▸ **Supplied entries**
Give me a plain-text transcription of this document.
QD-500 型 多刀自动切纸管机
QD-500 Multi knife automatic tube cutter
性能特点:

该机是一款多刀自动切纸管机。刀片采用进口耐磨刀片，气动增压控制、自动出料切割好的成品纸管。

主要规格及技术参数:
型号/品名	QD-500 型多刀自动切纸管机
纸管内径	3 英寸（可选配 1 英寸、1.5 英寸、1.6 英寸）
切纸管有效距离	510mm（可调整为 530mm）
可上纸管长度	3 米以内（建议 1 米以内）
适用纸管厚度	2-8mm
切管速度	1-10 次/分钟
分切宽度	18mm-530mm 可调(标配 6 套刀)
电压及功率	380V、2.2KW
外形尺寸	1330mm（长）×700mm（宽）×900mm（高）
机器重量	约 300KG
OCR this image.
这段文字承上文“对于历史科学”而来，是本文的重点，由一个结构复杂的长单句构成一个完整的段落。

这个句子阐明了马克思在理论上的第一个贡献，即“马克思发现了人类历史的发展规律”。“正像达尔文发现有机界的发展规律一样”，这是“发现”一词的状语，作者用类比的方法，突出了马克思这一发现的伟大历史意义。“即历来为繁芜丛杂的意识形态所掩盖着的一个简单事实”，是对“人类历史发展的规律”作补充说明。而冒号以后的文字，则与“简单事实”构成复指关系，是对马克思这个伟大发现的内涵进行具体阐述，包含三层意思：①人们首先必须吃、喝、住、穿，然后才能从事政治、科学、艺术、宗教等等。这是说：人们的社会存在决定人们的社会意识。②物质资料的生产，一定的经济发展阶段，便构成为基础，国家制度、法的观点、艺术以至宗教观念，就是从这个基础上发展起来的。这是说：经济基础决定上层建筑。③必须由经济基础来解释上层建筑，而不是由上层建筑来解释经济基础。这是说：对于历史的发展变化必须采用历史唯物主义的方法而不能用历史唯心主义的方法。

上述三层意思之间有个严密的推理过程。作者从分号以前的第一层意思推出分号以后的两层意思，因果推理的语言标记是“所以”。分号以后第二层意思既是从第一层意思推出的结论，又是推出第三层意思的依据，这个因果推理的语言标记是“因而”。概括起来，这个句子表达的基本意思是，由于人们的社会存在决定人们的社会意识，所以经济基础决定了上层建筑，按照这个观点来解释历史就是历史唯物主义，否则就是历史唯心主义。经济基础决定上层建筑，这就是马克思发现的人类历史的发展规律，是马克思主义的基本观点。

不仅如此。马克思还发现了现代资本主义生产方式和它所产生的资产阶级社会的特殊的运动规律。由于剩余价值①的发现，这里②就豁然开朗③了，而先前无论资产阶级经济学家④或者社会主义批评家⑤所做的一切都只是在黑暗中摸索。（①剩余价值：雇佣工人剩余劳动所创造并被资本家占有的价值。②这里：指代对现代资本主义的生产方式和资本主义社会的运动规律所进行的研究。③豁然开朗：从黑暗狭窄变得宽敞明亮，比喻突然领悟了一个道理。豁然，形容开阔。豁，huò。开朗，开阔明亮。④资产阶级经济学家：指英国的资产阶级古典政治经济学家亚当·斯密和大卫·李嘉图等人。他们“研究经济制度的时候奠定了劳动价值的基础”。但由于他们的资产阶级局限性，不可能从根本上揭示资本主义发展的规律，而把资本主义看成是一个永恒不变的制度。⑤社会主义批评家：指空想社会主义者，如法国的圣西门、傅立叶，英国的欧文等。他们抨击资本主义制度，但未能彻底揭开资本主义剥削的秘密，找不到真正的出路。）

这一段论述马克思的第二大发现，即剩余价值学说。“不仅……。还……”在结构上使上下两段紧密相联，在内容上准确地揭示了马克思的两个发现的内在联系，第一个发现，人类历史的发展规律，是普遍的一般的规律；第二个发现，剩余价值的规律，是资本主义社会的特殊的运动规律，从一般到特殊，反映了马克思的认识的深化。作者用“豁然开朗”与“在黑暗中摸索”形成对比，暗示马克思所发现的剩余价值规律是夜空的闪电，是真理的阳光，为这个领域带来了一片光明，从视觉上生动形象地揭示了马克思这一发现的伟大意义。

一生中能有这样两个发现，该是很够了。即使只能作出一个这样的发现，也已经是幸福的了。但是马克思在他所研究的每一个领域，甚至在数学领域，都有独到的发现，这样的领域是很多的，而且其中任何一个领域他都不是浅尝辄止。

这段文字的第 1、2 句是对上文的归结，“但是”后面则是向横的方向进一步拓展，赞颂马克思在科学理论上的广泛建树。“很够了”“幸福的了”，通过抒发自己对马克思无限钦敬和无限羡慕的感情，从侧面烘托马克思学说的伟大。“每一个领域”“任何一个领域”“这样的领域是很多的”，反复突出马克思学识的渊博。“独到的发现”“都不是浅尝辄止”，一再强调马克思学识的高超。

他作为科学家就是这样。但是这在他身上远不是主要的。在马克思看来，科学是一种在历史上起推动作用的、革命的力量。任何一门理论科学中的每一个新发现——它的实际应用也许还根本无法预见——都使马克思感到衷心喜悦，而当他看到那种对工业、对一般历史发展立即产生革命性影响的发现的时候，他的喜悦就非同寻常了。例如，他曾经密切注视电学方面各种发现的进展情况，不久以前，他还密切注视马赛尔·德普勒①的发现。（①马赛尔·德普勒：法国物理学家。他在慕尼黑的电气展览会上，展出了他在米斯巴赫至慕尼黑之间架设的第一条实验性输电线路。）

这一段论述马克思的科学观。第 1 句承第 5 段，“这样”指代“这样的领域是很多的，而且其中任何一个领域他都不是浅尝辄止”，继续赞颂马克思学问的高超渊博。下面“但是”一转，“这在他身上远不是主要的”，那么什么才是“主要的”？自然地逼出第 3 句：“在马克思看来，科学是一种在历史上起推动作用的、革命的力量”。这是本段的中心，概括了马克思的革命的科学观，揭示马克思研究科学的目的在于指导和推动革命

▸ **What is being asked**
A single figure is required: the number of lines above in which the word "这样的领域是很多的" occurs.

▸ **Exercise answer**
3